### Required tasks
1. In the article on yoga and faith below, rewrite the stretch from "Underneath a canopy" through "on the floor.", replacing "canopy" with "ceiling".
2. Copy the stretch of the records from their start through the line containing "339, 1102, 807]" without any change.

### Source extract
· · ·

When fitness instructor Cindy Senarighi walked into her first yoga class 10 years ago, she figured it would be something she could teach when she was old and "get paid for having people lay around."
Yet an hour later, she walked out sore and humbled, amazed at the level of physicality and the depth of spirituality.
"I could lay there quietly and I didn't have this busy-ness going on in my head," the pastor at St. Andrew's Lutheran Church in Mahtomedi, Minn., and faith-based yoga teacher said. "And when that (busy-ness) was gone, I just experienced this powerful presence of God. From that day on, it's been a life-changing thing for me."
Across the United States, nearly one-quarter of adults believe in some aspects of certain Eastern religions, according to a report from the Pew Forum on Religion & Public Life.
In the December 2009 survey, which looked at how Americans mix elements of different faiths into their own, nearly 23 percent of the general public and 21 percent of Christians said they believe in yoga not just as exercise, but also as a spiritual practice.
Senarighi goes to her mat "religiously" as a way to be present with God, and has spent the last several years teaching others to do the same. She, like many others, isn't worried about the practice's connection with eastern religions, nor is she faltering in her faith because she's adopted the habit of yoga. To her, the chance to be still and listen to her body has made her more receptive to a connection with God. She believes the spiritual, as well as physical benefits, are available to everyone, regardless of their religious or non-religious background.
"Whether you're being present in a faith setting (like church), or just present on your mat, I think God can act in both of those places," she says. "I see many people in the yoga room experiencing the presence of God, whether they can identify it or not."
On a recent Thursday night at the Hare Krishna temple in Spanish Fork, a thick wave of incense floats through the air as the chords of a singsong prayer echo off the temple's octagonal ceiling.
Underneath a canopy of flowers and lights, a statue of the dark-skinned Krishna and his ivory-skinned wife Radha smile out at the half dozen students sitting cross-legged and bare-footed on the floor.
Some sway back and forth to the music, singing along with the words of the prayer while others close their eyes in blissful meditation.
The musical ceremony is a chance to offer gifts back to God, the original giver, and is the first portion of the evening's yoga class here.
"When you say yoga, people think of physical exercise," says instructor Sri Hanuman Das, "but that's not actually what yoga means, (it means) to connect with God. Catholic, Jew, Hindu, Muslim, Mormon — it doesn't matter. God wants us to have a relationship with him. That's what love is all about."
Das practices Vaishnavism, a branch of Hinduism in which adherents worship one supreme God — Vishnu, or his manifestations, like Rama and Krishna.
For nearly five years, Das has been leading students through the ceremony of offering gifts, as well as the asanas and pranayamas, or positions and breathing exercises, and finishing with a musical meditation and a repeated prayer mantra.
It's part of Das' religious worship, but for others — like 19-year-old Mormons preparing to serve proselytizing missions or troubled teens with little interest in religion — the yoga class is inspiring on different levels.

· · ·

### Entries supplied
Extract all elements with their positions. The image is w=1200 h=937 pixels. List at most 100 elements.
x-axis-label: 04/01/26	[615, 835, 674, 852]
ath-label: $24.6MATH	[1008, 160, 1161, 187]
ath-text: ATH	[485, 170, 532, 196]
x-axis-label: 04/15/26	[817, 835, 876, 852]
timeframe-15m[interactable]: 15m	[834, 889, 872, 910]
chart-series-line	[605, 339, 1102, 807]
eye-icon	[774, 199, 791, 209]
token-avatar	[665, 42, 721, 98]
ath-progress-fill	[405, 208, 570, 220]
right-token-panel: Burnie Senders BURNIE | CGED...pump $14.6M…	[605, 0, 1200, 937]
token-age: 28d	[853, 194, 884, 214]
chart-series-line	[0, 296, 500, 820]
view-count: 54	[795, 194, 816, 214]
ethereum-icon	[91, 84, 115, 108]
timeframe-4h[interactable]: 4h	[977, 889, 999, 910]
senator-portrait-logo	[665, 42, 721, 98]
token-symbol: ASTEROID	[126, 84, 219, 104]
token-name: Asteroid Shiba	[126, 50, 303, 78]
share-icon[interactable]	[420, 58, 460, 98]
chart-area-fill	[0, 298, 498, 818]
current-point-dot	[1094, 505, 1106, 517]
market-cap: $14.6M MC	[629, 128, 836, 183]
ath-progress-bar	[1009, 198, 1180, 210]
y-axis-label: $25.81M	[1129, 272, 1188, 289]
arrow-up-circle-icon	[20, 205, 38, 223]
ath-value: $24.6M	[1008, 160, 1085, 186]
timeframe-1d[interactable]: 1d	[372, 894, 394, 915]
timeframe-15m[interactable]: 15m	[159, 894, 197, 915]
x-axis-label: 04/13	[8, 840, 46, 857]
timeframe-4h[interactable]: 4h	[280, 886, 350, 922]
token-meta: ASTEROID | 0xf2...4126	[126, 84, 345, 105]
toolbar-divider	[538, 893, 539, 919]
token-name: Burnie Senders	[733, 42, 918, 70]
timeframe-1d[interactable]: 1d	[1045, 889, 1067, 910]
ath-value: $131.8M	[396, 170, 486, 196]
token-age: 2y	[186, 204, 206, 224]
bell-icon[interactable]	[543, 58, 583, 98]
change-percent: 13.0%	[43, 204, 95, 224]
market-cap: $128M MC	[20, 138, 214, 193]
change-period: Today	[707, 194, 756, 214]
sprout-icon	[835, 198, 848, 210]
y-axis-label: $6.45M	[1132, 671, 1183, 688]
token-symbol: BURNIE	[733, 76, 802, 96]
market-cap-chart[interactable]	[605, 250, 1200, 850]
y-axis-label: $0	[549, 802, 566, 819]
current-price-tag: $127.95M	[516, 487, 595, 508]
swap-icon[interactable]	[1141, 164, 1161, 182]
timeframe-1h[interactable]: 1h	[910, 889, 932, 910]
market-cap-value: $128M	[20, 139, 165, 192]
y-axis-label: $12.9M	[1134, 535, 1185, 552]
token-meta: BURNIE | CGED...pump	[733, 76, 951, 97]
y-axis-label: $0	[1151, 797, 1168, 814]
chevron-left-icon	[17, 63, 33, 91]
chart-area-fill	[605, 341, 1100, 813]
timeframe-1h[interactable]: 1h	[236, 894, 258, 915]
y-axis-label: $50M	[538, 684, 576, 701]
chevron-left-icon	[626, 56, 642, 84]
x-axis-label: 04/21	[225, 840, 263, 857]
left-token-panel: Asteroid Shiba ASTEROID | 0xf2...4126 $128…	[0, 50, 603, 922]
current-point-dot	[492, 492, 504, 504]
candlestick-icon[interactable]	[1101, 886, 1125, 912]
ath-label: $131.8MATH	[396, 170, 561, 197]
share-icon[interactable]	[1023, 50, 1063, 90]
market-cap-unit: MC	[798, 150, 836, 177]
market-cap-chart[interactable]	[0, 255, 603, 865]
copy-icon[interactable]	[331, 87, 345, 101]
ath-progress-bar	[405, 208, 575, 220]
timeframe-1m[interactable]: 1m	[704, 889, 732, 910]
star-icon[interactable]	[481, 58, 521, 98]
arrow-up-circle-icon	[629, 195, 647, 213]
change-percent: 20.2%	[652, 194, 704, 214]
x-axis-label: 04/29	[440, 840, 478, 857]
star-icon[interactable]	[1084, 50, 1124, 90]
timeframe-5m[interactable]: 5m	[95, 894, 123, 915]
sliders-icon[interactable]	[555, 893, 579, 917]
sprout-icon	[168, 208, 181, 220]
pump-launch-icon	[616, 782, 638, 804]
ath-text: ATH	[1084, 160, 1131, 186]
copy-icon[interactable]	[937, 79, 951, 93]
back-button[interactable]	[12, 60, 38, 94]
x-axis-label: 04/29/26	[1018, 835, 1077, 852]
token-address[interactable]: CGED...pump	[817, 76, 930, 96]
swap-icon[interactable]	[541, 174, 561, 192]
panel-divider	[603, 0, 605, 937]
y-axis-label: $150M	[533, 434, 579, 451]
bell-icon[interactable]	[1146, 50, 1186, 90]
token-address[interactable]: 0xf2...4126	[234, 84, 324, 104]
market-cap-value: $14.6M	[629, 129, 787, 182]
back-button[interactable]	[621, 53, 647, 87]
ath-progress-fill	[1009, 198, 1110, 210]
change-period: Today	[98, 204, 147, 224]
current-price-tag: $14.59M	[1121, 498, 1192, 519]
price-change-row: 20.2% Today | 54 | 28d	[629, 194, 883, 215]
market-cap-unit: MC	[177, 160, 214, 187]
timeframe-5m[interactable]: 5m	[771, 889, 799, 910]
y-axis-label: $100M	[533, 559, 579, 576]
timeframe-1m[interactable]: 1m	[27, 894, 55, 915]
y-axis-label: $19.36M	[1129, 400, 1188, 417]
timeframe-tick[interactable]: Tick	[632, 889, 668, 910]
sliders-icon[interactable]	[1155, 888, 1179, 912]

· · ·

### Answer set
1.
Underneath a ceiling of flowers and lights, a statue of the dark-skinned Krishna and his ivory-skinned wife Radha smile out at the half dozen students sitting cross-legged and bare-footed on the floor.

2.
Extract all elements with their positions. The image is w=1200 h=937 pixels. List at most 100 elements.
x-axis-label: 04/01/26	[615, 835, 674, 852]
ath-label: $24.6MATH	[1008, 160, 1161, 187]
ath-text: ATH	[485, 170, 532, 196]
x-axis-label: 04/15/26	[817, 835, 876, 852]
timeframe-15m[interactable]: 15m	[834, 889, 872, 910]
chart-series-line	[605, 339, 1102, 807]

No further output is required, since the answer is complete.